**SOURCE RECORDS:**
==*==

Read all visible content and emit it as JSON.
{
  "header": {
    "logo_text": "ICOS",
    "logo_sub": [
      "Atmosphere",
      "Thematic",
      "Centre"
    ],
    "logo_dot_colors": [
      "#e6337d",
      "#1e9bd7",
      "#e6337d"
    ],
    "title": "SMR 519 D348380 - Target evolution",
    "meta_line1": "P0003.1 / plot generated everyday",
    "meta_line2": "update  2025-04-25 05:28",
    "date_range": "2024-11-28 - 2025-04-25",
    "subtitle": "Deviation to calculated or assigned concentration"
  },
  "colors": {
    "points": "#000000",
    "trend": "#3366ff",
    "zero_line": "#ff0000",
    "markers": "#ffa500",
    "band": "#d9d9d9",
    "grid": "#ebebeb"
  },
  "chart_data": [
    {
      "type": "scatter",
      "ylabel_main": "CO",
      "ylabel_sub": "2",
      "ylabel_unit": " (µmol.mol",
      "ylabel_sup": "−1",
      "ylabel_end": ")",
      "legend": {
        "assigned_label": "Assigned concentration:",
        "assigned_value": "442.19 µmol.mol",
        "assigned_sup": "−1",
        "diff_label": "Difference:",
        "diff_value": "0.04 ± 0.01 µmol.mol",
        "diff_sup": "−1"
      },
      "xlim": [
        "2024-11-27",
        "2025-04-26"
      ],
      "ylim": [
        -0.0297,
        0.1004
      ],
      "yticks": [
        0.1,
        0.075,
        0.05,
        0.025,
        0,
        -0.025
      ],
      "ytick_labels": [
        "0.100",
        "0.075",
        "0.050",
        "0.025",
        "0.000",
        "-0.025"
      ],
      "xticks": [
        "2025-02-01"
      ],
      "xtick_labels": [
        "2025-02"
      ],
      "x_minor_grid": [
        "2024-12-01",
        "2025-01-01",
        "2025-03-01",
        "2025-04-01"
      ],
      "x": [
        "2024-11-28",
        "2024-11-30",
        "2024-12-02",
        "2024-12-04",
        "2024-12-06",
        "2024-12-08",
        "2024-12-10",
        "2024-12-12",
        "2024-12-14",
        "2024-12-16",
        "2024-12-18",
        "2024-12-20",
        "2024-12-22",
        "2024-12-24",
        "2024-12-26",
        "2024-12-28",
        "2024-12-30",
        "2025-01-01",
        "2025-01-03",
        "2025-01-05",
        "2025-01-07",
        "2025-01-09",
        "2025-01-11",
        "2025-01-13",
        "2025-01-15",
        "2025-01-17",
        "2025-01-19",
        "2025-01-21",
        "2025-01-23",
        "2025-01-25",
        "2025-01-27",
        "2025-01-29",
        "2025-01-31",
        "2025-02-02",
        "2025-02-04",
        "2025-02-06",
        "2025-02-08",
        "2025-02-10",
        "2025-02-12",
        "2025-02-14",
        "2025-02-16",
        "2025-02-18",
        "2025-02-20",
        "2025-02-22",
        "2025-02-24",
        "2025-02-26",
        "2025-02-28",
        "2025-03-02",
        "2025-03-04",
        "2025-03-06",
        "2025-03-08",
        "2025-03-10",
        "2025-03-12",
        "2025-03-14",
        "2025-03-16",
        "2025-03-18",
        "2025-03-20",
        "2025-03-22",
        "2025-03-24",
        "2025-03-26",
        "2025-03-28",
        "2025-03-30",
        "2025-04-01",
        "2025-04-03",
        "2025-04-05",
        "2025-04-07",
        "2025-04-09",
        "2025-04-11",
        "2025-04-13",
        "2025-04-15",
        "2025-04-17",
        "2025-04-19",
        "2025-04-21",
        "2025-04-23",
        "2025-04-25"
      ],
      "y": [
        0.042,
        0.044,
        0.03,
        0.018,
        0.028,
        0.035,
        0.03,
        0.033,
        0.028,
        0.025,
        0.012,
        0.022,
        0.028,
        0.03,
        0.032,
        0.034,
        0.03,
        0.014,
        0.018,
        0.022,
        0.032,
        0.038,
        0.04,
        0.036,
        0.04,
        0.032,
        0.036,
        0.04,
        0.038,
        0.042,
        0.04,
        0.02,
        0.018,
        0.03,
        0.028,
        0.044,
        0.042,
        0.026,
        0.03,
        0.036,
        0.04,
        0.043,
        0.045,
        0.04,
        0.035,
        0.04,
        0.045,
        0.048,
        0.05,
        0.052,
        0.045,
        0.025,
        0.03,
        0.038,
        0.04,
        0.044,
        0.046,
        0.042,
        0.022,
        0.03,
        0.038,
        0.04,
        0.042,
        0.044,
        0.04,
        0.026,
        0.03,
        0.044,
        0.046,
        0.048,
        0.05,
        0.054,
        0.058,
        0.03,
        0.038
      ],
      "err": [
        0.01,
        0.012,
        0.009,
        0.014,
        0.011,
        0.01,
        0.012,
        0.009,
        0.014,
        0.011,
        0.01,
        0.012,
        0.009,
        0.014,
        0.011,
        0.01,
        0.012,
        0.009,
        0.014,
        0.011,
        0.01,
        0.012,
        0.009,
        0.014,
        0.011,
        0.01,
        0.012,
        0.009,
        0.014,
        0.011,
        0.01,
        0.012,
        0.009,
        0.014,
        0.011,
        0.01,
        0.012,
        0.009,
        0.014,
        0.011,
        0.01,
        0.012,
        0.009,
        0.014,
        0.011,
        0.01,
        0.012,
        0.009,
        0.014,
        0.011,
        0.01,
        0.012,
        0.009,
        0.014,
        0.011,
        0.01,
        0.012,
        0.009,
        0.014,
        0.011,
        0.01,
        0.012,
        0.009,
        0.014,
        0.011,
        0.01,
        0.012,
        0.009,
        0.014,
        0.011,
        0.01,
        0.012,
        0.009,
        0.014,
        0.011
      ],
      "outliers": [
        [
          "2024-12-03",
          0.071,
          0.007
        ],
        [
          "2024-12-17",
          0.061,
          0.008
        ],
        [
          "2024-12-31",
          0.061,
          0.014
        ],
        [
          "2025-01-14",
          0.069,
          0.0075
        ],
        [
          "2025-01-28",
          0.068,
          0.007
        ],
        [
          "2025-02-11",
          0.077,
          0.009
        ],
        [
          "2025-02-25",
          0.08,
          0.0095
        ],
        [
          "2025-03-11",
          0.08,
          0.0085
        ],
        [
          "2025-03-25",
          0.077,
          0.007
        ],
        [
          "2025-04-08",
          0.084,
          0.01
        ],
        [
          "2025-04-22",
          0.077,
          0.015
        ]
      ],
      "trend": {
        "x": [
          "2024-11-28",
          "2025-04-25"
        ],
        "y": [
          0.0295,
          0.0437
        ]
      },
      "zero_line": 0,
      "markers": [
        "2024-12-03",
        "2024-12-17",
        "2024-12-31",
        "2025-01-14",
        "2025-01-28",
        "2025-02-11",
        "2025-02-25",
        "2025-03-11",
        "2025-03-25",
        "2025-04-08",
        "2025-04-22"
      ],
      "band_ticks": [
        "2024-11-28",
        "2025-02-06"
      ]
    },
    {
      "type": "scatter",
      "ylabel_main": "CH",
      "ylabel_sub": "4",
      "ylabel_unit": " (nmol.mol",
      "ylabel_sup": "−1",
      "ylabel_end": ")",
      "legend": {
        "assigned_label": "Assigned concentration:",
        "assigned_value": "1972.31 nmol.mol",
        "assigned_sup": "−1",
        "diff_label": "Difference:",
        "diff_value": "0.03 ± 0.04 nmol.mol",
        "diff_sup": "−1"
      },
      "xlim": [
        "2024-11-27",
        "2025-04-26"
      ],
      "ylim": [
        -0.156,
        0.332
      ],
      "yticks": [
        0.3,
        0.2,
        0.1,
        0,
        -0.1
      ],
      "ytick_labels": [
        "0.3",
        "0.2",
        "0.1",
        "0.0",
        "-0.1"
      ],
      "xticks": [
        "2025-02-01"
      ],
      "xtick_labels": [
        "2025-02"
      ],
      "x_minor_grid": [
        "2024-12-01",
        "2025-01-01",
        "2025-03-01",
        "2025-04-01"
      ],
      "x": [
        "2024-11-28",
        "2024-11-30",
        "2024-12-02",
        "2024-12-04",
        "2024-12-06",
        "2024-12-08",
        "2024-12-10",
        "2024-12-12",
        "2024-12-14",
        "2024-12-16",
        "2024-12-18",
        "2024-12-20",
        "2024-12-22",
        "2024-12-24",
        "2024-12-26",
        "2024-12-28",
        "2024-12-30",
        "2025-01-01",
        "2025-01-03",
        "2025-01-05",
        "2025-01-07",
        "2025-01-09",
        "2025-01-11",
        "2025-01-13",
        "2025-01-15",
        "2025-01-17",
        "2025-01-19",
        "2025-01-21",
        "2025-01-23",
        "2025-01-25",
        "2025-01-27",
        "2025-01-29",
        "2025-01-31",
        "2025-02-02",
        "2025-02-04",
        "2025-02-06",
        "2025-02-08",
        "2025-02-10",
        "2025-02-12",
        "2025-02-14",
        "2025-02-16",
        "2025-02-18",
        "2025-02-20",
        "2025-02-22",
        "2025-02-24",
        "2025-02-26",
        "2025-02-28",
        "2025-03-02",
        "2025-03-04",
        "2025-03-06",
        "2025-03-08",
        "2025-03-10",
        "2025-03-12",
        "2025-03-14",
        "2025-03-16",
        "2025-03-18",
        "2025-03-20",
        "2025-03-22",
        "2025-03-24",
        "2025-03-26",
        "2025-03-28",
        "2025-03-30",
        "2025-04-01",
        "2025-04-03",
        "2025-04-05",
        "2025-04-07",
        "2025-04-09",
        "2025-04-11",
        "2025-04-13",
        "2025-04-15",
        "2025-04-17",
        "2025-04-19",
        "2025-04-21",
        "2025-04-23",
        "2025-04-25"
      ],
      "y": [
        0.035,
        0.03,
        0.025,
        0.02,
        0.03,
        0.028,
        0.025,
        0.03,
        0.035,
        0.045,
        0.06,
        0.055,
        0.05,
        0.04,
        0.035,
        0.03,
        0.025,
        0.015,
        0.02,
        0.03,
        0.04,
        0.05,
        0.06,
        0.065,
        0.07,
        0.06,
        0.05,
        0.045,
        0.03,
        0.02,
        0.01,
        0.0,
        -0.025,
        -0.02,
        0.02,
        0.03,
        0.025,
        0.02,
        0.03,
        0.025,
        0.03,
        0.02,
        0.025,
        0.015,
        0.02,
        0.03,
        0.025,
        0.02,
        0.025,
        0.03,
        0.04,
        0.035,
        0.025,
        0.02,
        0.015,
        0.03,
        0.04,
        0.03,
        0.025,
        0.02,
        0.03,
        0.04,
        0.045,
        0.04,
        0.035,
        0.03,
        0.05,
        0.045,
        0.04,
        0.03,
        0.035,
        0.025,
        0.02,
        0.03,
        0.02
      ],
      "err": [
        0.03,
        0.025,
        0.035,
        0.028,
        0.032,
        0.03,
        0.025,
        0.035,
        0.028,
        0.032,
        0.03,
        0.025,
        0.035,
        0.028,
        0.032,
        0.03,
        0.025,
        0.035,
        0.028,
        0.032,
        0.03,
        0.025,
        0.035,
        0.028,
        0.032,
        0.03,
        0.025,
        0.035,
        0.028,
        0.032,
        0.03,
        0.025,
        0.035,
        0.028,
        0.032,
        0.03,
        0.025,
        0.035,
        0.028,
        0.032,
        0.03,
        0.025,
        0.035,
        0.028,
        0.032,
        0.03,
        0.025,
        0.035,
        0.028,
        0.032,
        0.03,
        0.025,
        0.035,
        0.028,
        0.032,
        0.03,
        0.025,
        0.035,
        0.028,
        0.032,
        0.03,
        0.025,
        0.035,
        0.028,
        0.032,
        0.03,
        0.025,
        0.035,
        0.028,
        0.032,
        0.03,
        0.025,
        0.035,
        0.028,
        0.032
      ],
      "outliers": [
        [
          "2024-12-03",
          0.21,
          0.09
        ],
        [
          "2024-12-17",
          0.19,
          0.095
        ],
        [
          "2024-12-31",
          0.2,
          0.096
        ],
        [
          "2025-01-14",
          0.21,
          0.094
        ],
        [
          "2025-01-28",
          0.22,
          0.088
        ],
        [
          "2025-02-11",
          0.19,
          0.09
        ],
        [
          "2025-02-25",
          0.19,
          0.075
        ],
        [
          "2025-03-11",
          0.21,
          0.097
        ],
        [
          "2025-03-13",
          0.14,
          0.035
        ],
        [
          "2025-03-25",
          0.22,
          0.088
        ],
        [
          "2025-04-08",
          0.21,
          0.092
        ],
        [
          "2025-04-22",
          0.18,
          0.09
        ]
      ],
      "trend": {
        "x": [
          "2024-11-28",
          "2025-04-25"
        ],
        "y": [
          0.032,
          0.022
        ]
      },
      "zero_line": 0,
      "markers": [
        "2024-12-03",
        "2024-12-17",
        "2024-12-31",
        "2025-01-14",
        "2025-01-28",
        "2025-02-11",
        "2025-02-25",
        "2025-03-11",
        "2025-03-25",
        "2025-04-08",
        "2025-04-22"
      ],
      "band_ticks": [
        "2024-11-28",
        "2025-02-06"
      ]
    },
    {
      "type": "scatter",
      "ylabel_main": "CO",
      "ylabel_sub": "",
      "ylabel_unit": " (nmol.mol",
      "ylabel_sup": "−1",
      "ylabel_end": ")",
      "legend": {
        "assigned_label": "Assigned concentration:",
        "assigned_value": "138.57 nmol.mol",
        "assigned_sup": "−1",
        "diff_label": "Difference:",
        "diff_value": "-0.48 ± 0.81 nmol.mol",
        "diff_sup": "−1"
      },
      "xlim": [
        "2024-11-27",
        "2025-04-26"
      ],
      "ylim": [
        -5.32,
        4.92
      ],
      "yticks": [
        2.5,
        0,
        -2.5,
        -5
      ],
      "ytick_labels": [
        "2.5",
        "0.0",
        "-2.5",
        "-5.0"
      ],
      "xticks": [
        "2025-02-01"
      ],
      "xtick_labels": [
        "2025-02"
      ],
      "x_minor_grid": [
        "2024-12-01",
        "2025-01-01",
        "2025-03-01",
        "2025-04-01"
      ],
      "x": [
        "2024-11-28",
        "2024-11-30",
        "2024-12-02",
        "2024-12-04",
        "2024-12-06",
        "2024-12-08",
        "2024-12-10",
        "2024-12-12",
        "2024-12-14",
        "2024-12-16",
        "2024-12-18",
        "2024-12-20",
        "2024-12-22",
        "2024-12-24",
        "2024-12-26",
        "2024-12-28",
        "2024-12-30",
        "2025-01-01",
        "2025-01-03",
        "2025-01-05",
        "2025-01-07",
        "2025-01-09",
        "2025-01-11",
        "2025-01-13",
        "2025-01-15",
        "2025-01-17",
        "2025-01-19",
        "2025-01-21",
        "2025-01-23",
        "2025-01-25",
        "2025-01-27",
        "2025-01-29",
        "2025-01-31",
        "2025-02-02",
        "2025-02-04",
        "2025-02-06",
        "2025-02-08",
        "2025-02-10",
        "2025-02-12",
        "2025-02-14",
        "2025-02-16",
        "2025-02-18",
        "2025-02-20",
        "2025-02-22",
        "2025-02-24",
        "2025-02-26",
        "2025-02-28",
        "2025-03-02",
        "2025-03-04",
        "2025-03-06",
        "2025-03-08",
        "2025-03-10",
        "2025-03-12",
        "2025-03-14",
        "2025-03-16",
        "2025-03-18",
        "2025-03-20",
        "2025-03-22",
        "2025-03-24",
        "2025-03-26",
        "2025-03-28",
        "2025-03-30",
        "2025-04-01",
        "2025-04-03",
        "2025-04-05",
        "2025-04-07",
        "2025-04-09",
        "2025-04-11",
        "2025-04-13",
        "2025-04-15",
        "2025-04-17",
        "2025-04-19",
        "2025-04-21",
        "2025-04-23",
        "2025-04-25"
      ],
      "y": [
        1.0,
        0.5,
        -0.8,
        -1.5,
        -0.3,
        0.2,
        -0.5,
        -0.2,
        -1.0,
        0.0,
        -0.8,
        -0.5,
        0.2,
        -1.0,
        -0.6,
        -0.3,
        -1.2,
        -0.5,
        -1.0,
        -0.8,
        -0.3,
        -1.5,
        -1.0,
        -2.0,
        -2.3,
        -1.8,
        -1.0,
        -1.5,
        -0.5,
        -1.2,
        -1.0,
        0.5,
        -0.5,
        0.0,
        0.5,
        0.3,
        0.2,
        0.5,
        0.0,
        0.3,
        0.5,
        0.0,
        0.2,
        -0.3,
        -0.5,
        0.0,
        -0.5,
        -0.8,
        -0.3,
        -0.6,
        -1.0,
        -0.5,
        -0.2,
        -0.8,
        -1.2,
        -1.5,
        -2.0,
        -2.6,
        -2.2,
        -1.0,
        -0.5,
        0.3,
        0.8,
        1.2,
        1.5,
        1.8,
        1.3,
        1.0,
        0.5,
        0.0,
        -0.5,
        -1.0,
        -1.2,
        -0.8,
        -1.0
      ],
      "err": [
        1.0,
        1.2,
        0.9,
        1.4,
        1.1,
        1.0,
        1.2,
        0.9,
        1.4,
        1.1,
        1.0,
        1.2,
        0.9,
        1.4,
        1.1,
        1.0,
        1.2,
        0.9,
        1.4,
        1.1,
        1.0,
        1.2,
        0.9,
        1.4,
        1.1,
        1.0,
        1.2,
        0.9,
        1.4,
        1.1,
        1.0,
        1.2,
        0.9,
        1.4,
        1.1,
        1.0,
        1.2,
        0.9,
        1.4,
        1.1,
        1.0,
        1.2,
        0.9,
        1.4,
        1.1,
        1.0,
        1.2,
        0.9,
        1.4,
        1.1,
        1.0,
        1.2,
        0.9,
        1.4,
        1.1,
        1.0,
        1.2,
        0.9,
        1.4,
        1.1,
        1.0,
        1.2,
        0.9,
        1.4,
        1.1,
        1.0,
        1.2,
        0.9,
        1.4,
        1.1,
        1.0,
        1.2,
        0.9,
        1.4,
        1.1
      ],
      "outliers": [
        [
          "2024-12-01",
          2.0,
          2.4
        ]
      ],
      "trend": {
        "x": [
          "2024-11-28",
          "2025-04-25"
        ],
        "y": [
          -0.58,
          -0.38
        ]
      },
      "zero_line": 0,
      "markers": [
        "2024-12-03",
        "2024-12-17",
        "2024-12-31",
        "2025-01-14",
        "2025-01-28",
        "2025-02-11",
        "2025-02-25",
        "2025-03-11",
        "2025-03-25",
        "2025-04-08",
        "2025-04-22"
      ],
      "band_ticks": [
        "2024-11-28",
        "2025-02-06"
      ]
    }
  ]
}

==*==

**EXERCISE OBJECTIVE:** Select the lines that carry the string "µmol" and copy them.

**THE RESPONSE:**
      "ylabel_unit": " (µmol.mol",
        "assigned_value": "442.19 µmol.mol",
        "diff_value": "0.04 ± 0.01 µmol.mol",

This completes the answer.